• [Written problem] Every line below that contains "Rodriguez" is to be copied.

Dataset records

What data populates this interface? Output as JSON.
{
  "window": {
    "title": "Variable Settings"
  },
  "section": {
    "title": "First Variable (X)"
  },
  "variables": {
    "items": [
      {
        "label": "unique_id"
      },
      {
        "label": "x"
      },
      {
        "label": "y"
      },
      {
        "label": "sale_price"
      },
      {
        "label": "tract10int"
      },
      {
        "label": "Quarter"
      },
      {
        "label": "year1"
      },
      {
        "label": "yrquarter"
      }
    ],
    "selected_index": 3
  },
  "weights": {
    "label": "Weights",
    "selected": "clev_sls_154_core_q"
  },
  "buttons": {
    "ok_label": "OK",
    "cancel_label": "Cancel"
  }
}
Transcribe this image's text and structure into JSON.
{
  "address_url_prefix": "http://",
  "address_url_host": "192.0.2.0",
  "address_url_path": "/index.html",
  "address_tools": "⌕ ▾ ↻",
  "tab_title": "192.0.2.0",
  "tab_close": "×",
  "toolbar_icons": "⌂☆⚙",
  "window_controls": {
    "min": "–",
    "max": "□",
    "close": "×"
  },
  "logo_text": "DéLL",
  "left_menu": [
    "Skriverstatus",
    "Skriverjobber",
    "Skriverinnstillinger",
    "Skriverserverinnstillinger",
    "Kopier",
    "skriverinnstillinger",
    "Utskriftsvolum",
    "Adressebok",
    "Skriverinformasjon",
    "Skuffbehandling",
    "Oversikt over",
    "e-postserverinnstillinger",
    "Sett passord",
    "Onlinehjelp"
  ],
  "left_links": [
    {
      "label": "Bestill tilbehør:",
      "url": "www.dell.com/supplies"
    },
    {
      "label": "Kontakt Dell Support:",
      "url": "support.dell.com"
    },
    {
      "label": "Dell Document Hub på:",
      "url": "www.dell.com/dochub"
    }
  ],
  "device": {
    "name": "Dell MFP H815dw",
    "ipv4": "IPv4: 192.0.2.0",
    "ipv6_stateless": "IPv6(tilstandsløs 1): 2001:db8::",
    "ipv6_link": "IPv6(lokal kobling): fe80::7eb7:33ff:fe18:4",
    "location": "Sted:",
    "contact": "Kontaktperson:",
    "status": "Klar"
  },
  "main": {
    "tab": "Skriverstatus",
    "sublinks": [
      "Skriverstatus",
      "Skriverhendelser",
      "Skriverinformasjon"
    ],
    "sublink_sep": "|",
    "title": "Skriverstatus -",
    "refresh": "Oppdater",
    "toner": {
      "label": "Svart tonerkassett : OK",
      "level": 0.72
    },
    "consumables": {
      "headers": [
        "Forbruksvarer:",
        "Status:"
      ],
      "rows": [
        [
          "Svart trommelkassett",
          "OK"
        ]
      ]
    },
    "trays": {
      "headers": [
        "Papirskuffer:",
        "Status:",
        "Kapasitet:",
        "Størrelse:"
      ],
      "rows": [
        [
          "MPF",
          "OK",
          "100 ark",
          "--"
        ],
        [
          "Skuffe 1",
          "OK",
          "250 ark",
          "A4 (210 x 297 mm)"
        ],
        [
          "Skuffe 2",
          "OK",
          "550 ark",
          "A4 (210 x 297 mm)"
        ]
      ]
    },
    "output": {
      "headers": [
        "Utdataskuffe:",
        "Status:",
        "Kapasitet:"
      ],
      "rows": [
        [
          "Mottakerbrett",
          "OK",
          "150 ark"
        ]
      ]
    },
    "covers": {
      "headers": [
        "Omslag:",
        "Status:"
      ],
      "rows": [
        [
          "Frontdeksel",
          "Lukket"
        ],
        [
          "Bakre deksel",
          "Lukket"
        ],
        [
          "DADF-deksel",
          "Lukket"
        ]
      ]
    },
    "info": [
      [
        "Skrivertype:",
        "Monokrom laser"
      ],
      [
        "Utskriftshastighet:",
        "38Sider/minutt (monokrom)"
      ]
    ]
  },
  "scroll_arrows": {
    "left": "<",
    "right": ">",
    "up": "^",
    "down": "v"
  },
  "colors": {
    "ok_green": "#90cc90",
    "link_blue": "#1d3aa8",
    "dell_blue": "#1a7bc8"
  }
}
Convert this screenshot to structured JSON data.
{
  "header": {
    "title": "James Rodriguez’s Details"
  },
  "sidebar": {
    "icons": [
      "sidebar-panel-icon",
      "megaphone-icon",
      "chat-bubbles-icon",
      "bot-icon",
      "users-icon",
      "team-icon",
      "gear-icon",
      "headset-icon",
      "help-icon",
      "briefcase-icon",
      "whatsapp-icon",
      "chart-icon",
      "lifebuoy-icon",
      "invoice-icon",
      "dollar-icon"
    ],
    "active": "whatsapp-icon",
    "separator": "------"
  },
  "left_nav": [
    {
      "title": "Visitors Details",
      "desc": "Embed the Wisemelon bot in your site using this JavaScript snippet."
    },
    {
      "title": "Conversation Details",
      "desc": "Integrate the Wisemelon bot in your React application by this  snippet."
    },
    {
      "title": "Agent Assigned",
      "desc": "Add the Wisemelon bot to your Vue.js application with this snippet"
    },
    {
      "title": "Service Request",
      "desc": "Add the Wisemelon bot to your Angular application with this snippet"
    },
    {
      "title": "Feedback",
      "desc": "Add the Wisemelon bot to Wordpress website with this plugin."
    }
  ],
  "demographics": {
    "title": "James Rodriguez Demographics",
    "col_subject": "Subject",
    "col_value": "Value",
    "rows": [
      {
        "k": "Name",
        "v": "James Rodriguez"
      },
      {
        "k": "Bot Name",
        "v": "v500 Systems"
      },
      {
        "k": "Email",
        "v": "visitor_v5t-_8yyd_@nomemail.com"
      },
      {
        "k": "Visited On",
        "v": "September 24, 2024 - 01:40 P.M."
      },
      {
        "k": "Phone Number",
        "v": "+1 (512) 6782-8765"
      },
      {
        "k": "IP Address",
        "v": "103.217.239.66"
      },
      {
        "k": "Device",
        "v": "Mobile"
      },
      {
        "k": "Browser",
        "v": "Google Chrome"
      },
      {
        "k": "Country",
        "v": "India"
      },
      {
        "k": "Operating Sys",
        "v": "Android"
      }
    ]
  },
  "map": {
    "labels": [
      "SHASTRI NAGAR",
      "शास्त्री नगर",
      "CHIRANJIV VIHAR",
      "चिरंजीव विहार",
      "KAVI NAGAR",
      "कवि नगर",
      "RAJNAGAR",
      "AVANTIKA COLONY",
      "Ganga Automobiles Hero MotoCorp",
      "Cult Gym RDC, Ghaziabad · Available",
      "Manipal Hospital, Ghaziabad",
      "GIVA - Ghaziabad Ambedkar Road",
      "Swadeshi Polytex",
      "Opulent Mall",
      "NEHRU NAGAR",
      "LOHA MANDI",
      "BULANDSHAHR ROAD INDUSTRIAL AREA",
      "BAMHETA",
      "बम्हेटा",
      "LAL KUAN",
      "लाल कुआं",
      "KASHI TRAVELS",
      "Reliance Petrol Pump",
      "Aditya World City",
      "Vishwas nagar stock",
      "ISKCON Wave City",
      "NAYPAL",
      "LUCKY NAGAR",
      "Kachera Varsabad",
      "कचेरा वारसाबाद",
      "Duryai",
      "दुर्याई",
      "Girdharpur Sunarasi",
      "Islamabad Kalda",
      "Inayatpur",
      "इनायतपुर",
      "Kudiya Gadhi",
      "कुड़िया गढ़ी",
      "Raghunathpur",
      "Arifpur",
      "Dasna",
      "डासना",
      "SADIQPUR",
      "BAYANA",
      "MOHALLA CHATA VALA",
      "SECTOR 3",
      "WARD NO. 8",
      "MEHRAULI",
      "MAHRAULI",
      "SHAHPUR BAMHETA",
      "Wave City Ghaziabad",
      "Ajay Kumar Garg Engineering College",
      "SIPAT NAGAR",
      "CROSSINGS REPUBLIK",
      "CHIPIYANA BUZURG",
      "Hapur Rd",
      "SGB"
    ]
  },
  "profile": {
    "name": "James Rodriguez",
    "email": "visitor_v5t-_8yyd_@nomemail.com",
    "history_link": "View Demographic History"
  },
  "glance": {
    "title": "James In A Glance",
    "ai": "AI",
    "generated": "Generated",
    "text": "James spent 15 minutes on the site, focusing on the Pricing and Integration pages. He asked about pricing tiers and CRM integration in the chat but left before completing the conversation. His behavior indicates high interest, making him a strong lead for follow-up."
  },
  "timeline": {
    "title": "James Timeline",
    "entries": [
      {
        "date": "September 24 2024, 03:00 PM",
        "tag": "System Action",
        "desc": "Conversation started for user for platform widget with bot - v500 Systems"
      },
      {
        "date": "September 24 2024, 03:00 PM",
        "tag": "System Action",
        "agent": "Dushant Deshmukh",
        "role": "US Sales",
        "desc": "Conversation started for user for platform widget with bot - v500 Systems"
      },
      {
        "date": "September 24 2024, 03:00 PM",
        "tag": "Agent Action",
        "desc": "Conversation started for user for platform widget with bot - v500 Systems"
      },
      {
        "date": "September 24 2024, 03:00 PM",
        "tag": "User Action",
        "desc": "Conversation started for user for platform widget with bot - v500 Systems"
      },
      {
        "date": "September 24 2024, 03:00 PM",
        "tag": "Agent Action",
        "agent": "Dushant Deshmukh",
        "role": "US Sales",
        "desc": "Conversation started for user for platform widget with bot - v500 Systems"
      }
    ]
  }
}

• [Solved exercise]
    "title": "James Rodriguez’s Details"
    "title": "James Rodriguez Demographics",
        "v": "James Rodriguez"
    "name": "James Rodriguez",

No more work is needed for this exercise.